--- START OF EXTRACTED MATERIAL ---

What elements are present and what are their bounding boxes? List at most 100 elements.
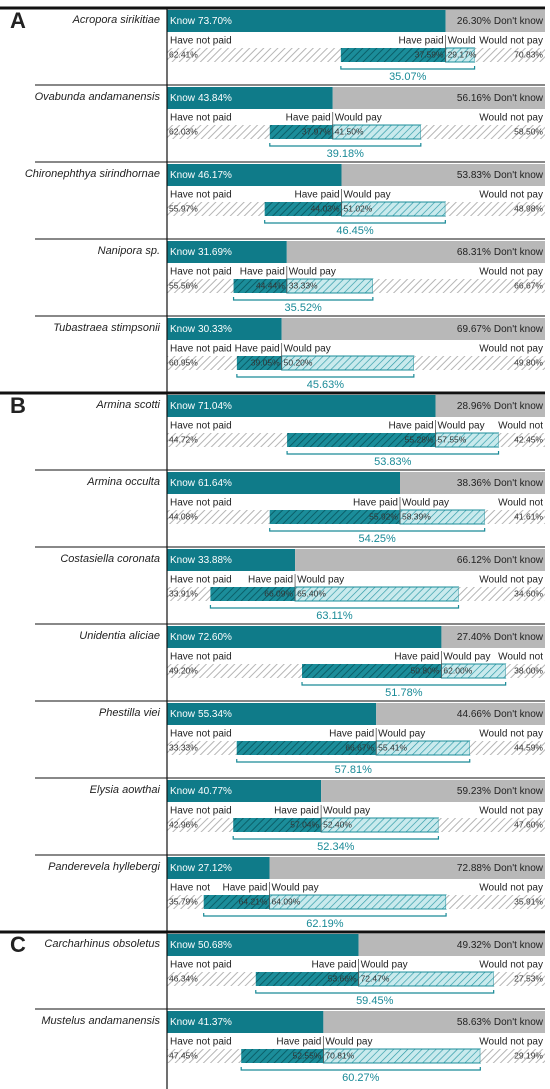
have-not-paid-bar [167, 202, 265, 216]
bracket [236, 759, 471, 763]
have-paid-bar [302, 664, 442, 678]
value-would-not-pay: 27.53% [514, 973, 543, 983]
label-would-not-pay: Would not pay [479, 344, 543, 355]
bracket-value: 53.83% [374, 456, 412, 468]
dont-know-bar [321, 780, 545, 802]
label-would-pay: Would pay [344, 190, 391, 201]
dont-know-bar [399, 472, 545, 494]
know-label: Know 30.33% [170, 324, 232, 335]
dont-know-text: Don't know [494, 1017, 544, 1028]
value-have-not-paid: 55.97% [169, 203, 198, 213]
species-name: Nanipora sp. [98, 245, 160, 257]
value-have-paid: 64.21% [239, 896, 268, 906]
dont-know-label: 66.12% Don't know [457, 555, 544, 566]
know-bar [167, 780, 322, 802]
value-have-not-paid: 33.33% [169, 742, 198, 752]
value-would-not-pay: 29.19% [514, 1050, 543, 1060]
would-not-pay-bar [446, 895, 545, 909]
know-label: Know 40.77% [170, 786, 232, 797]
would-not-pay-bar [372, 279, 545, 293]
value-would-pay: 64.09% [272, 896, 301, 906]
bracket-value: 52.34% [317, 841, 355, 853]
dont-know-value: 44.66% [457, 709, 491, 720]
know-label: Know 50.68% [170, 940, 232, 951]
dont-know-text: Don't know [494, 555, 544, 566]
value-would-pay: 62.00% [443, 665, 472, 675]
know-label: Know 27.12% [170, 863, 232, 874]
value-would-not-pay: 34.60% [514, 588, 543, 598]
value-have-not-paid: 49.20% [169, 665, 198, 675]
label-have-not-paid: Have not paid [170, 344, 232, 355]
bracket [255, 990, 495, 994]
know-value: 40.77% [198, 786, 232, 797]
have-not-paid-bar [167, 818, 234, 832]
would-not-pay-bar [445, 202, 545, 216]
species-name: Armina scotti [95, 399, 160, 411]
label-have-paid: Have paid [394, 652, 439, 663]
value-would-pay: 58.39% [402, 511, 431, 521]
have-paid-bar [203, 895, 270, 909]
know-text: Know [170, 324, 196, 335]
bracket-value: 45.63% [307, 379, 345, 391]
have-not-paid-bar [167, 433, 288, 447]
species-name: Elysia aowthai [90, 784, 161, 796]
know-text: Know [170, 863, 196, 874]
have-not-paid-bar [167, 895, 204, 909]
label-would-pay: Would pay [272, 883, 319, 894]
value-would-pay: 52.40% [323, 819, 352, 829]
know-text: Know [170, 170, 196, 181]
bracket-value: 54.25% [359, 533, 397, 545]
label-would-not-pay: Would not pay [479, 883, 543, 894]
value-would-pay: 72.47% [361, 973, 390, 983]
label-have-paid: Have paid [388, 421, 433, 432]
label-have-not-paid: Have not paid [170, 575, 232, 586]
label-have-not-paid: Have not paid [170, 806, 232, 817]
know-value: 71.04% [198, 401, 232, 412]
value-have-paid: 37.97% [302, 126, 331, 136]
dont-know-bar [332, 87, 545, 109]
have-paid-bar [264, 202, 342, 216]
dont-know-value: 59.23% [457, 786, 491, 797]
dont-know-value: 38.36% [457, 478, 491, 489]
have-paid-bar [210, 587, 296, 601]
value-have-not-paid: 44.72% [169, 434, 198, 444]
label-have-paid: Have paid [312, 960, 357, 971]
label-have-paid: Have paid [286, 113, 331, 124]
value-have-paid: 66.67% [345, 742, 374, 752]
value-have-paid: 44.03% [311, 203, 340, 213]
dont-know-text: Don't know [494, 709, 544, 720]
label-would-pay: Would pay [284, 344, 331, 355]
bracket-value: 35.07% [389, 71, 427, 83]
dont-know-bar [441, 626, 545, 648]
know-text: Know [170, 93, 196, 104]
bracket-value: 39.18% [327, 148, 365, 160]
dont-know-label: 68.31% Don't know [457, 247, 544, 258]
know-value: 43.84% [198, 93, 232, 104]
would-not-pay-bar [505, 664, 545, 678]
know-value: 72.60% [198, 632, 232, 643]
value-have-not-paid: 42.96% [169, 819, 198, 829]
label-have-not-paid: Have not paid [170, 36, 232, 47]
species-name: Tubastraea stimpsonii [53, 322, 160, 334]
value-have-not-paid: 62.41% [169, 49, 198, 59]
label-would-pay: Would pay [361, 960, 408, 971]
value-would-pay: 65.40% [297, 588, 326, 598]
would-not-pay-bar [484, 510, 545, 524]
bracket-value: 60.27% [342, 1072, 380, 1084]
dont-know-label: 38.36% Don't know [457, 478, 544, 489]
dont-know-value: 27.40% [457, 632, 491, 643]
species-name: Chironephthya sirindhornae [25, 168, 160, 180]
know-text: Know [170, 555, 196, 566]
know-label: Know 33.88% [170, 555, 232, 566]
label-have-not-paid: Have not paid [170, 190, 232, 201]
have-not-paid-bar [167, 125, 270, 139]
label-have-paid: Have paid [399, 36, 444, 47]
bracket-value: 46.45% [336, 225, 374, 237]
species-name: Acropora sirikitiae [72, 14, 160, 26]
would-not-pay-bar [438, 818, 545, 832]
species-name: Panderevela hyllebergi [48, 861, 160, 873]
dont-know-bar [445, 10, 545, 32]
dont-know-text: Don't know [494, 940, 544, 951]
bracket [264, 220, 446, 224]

--- END OF EXTRACTED MATERIAL ---
--- START OF EXTRACTED MATERIAL ---

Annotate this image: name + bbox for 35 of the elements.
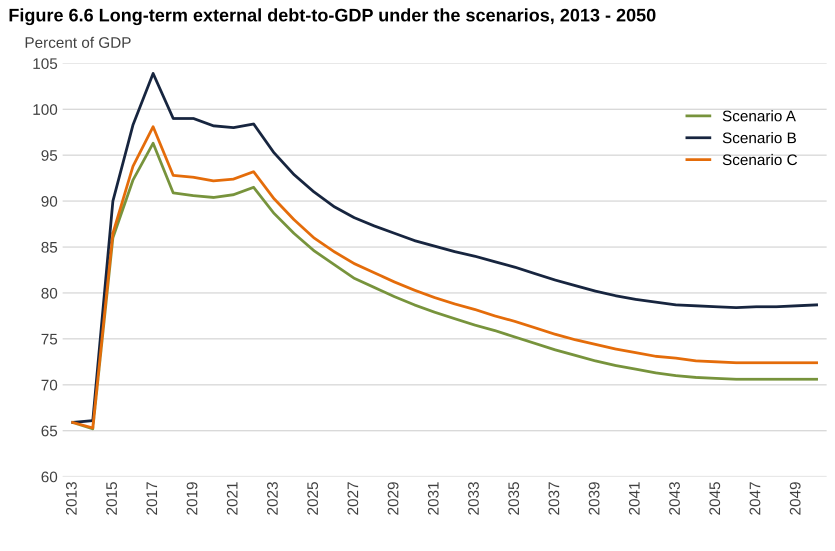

--- END OF EXTRACTED MATERIAL ---

DESCRIPTION OF THE TASK:
Pull out every line above that contains the string "bracket". Case counts.

SOLUTION FOR THIS TASK:
bracket [236, 759, 471, 763]
bracket-value: 53.83% [374, 456, 412, 468]
bracket-value: 52.34% [317, 841, 355, 853]
bracket [255, 990, 495, 994]
bracket-value: 45.63% [307, 379, 345, 391]
bracket-value: 54.25% [359, 533, 397, 545]
bracket-value: 35.07% [389, 71, 427, 83]
bracket-value: 39.18% [327, 148, 365, 160]
bracket-value: 60.27% [342, 1072, 380, 1084]
bracket-value: 46.45% [336, 225, 374, 237]
bracket [264, 220, 446, 224]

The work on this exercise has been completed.